Given entries.
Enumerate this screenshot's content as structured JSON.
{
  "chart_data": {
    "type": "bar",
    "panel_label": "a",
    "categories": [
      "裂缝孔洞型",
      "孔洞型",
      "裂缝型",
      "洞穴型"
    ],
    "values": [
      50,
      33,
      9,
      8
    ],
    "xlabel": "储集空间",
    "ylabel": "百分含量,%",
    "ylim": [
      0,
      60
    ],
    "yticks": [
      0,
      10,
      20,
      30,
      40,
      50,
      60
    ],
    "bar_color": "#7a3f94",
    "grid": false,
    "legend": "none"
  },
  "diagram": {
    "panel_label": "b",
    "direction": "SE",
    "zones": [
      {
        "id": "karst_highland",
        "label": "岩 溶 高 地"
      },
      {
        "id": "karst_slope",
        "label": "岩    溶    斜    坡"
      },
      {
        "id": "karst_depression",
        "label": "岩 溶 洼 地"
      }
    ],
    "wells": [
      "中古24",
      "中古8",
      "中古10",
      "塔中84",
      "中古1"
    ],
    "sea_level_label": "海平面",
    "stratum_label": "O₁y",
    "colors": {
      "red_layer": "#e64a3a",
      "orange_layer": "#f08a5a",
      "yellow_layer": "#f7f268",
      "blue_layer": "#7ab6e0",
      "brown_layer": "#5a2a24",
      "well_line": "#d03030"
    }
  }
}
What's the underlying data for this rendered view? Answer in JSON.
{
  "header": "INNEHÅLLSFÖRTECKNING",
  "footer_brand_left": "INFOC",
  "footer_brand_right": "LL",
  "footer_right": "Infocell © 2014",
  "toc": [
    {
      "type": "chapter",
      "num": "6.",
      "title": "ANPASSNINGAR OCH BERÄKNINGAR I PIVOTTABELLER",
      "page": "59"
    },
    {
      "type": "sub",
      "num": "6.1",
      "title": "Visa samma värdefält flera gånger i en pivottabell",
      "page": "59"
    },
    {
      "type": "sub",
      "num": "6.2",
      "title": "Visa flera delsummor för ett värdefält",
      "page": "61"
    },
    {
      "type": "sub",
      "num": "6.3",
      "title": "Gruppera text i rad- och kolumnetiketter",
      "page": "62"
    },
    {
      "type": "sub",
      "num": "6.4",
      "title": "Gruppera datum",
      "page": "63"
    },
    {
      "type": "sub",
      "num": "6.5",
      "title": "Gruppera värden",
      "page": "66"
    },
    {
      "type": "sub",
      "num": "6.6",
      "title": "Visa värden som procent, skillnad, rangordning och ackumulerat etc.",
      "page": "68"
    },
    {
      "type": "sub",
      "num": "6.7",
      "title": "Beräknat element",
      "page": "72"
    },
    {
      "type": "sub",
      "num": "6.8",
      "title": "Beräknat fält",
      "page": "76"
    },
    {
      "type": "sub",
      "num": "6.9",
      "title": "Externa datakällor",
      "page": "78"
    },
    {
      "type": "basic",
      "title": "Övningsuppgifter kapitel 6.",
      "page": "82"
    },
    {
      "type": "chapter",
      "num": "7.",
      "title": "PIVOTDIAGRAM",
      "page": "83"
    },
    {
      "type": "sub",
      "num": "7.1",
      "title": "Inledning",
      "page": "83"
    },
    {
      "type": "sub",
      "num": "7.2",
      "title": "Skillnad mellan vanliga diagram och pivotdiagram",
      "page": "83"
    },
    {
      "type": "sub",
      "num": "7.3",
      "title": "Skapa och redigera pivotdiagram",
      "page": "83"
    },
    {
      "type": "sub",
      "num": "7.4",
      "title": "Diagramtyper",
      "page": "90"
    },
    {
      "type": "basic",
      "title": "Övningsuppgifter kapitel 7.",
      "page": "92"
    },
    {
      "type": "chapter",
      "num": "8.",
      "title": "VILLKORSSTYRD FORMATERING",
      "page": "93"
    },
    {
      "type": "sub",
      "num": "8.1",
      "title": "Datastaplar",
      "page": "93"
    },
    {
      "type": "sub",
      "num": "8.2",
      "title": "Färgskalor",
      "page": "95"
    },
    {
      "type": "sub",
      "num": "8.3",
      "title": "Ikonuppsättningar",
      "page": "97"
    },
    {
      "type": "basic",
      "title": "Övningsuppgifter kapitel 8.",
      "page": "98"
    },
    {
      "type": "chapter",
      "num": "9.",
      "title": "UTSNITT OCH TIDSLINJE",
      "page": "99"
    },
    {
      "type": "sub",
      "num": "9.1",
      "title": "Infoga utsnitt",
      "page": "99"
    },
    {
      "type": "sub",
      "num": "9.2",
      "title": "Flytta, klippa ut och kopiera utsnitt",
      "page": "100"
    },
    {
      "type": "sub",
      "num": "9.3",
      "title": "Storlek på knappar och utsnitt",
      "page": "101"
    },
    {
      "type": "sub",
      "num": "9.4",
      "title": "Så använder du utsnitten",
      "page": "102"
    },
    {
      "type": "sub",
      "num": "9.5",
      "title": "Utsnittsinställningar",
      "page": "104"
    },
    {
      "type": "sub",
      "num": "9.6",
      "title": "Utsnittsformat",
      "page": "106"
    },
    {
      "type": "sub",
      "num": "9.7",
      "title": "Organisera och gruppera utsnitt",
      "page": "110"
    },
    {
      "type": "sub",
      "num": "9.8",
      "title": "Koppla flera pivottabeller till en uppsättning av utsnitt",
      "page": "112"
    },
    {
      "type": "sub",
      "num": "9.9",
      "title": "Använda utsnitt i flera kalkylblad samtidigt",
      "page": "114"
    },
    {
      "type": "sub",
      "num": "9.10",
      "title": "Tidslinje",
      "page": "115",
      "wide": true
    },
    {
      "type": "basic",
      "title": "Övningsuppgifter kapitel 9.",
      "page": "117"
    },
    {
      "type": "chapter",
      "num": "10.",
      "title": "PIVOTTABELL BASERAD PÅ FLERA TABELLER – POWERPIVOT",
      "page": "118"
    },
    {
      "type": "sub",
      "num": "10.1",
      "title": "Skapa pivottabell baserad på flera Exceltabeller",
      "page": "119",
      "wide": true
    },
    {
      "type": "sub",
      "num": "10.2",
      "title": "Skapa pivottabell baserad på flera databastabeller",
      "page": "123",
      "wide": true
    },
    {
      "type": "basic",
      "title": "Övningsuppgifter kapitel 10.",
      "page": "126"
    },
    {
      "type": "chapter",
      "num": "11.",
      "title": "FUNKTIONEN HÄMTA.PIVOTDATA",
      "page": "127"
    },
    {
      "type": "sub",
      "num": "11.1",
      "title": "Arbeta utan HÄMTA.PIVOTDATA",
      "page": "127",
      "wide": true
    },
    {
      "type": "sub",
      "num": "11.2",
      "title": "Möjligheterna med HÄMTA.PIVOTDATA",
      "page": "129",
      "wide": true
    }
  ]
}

Problem requirements. Extract all the entries word for word.

Right answer.
Enumerate this screenshot's content as structured JSON.
{
  "chart_data": {
    "type": "bar",
    "panel_label": "a",
    "categories": [
      "裂缝孔洞型",
      "孔洞型",
      "裂缝型",
      "洞穴型"
    ],
    "values": [
      50,
      33,
      9,
      8
    ],
    "xlabel": "储集空间",
    "ylabel": "百分含量,%",
    "ylim": [
      0,
      60
    ],
    "yticks": [
      0,
      10,
      20,
      30,
      40,
      50,
      60
    ],
    "bar_color": "#7a3f94",
    "grid": false,
    "legend": "none"
  },
  "diagram": {
    "panel_label": "b",
    "direction": "SE",
    "zones": [
      {
        "id": "karst_highland",
        "label": "岩 溶 高 地"
      },
      {
        "id": "karst_slope",
        "label": "岩    溶    斜    坡"
      },
      {
        "id": "karst_depression",
        "label": "岩 溶 洼 地"
      }
    ],
    "wells": [
      "中古24",
      "中古8",
      "中古10",
      "塔中84",
      "中古1"
    ],
    "sea_level_label": "海平面",
    "stratum_label": "O₁y",
    "colors": {
      "red_layer": "#e64a3a",
      "orange_layer": "#f08a5a",
      "yellow_layer": "#f7f268",
      "blue_layer": "#7ab6e0",
      "brown_layer": "#5a2a24",
      "well_line": "#d03030"
    }
  }
}
What's the underlying data for this rendered view? Answer in JSON.
{
  "header": "INNEHÅLLSFÖRTECKNING",
  "footer_brand_left": "INFOC",
  "footer_brand_right": "LL",
  "footer_right": "Infocell © 2014",
  "toc": [
    {
      "type": "chapter",
      "num": "6.",
      "title": "ANPASSNINGAR OCH BERÄKNINGAR I PIVOTTABELLER",
      "page": "59"
    },
    {
      "type": "sub",
      "num": "6.1",
      "title": "Visa samma värdefält flera gånger i en pivottabell",
      "page": "59"
    },
    {
      "type": "sub",
      "num": "6.2",
      "title": "Visa flera delsummor för ett värdefält",
      "page": "61"
    },
    {
      "type": "sub",
      "num": "6.3",
      "title": "Gruppera text i rad- och kolumnetiketter",
      "page": "62"
    },
    {
      "type": "sub",
      "num": "6.4",
      "title": "Gruppera datum",
      "page": "63"
    },
    {
      "type": "sub",
      "num": "6.5",
      "title": "Gruppera värden",
      "page": "66"
    },
    {
      "type": "sub",
      "num": "6.6",
      "title": "Visa värden som procent, skillnad, rangordning och ackumulerat etc.",
      "page": "68"
    },
    {
      "type": "sub",
      "num": "6.7",
      "title": "Beräknat element",
      "page": "72"
    },
    {
      "type": "sub",
      "num": "6.8",
      "title": "Beräknat fält",
      "page": "76"
    },
    {
      "type": "sub",
      "num": "6.9",
      "title": "Externa datakällor",
      "page": "78"
    },
    {
      "type": "basic",
      "title": "Övningsuppgifter kapitel 6.",
      "page": "82"
    },
    {
      "type": "chapter",
      "num": "7.",
      "title": "PIVOTDIAGRAM",
      "page": "83"
    },
    {
      "type": "sub",
      "num": "7.1",
      "title": "Inledning",
      "page": "83"
    },
    {
      "type": "sub",
      "num": "7.2",
      "title": "Skillnad mellan vanliga diagram och pivotdiagram",
      "page": "83"
    },
    {
      "type": "sub",
      "num": "7.3",
      "title": "Skapa och redigera pivotdiagram",
      "page": "83"
    },
    {
      "type": "sub",
      "num": "7.4",
      "title": "Diagramtyper",
      "page": "90"
    },
    {
      "type": "basic",
      "title": "Övningsuppgifter kapitel 7.",
      "page": "92"
    },
    {
      "type": "chapter",
      "num": "8.",
      "title": "VILLKORSSTYRD FORMATERING",
      "page": "93"
    },
    {
      "type": "sub",
      "num": "8.1",
      "title": "Datastaplar",
      "page": "93"
    },
    {
      "type": "sub",
      "num": "8.2",
      "title": "Färgskalor",
      "page": "95"
    },
    {
      "type": "sub",
      "num": "8.3",
      "title": "Ikonuppsättningar",
      "page": "97"
    },
    {
      "type": "basic",
      "title": "Övningsuppgifter kapitel 8.",
      "page": "98"
    },
    {
      "type": "chapter",
      "num": "9.",
      "title": "UTSNITT OCH TIDSLINJE",
      "page": "99"
    },
    {
      "type": "sub",
      "num": "9.1",
      "title": "Infoga utsnitt",
      "page": "99"
    },
    {
      "type": "sub",
      "num": "9.2",
      "title": "Flytta, klippa ut och kopiera utsnitt",
      "page": "100"
    },
    {
      "type": "sub",
      "num": "9.3",
      "title": "Storlek på knappar och utsnitt",
      "page": "101"
    },
    {
      "type": "sub",
      "num": "9.4",
      "title": "Så använder du utsnitten",
      "page": "102"
    },
    {
      "type": "sub",
      "num": "9.5",
      "title": "Utsnittsinställningar",
      "page": "104"
    },
    {
      "type": "sub",
      "num": "9.6",
      "title": "Utsnittsformat",
      "page": "106"
    },
    {
      "type": "sub",
      "num": "9.7",
      "title": "Organisera och gruppera utsnitt",
      "page": "110"
    },
    {
      "type": "sub",
      "num": "9.8",
      "title": "Koppla flera pivottabeller till en uppsättning av utsnitt",
      "page": "112"
    },
    {
      "type": "sub",
      "num": "9.9",
      "title": "Använda utsnitt i flera kalkylblad samtidigt",
      "page": "114"
    },
    {
      "type": "sub",
      "num": "9.10",
      "title": "Tidslinje",
      "page": "115",
      "wide": true
    },
    {
      "type": "basic",
      "title": "Övningsuppgifter kapitel 9.",
      "page": "117"
    },
    {
      "type": "chapter",
      "num": "10.",
      "title": "PIVOTTABELL BASERAD PÅ FLERA TABELLER – POWERPIVOT",
      "page": "118"
    },
    {
      "type": "sub",
      "num": "10.1",
      "title": "Skapa pivottabell baserad på flera Exceltabeller",
      "page": "119",
      "wide": true
    },
    {
      "type": "sub",
      "num": "10.2",
      "title": "Skapa pivottabell baserad på flera databastabeller",
      "page": "123",
      "wide": true
    },
    {
      "type": "basic",
      "title": "Övningsuppgifter kapitel 10.",
      "page": "126"
    },
    {
      "type": "chapter",
      "num": "11.",
      "title": "FUNKTIONEN HÄMTA.PIVOTDATA",
      "page": "127"
    },
    {
      "type": "sub",
      "num": "11.1",
      "title": "Arbeta utan HÄMTA.PIVOTDATA",
      "page": "127",
      "wide": true
    },
    {
      "type": "sub",
      "num": "11.2",
      "title": "Möjligheterna med HÄMTA.PIVOTDATA",
      "page": "129",
      "wide": true
    }
  ]
}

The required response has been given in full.